→ **EXERCISE INSTRUCTIONS**
Quote all entries in full, exactly.
───── RECORDED DATA ─────
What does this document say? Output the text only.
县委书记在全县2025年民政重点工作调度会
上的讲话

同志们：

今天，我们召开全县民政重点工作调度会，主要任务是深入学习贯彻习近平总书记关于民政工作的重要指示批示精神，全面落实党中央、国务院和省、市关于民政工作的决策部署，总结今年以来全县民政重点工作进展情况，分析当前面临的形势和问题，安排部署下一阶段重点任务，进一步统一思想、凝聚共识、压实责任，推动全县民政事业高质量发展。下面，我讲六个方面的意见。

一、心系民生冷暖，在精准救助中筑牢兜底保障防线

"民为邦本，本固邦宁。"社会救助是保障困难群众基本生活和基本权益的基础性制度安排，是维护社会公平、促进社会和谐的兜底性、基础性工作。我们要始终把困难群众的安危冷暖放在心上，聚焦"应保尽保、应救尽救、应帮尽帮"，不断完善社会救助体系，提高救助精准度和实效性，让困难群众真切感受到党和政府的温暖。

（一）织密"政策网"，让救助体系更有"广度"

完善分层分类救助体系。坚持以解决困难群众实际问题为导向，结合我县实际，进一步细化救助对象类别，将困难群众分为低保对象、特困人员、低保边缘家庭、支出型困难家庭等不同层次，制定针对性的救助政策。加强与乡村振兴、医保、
─────
→ **ANSWER TO THE PROBLEM**
What does this document say? Output the text only.
县委书记在全县2025年民政重点工作调度会
上的讲话

同志们：

今天，我们召开全县民政重点工作调度会，主要任务是深入学习贯彻习近平总书记关于民政工作的重要指示批示精神，全面落实党中央、国务院和省、市关于民政工作的决策部署，总结今年以来全县民政重点工作进展情况，分析当前面临的形势和问题，安排部署下一阶段重点任务，进一步统一思想、凝聚共识、压实责任，推动全县民政事业高质量发展。下面，我讲六个方面的意见。

一、心系民生冷暖，在精准救助中筑牢兜底保障防线

"民为邦本，本固邦宁。"社会救助是保障困难群众基本生活和基本权益的基础性制度安排，是维护社会公平、促进社会和谐的兜底性、基础性工作。我们要始终把困难群众的安危冷暖放在心上，聚焦"应保尽保、应救尽救、应帮尽帮"，不断完善社会救助体系，提高救助精准度和实效性，让困难群众真切感受到党和政府的温暖。

（一）织密"政策网"，让救助体系更有"广度"

完善分层分类救助体系。坚持以解决困难群众实际问题为导向，结合我县实际，进一步细化救助对象类别，将困难群众分为低保对象、特困人员、低保边缘家庭、支出型困难家庭等不同层次，制定针对性的救助政策。加强与乡村振兴、医保、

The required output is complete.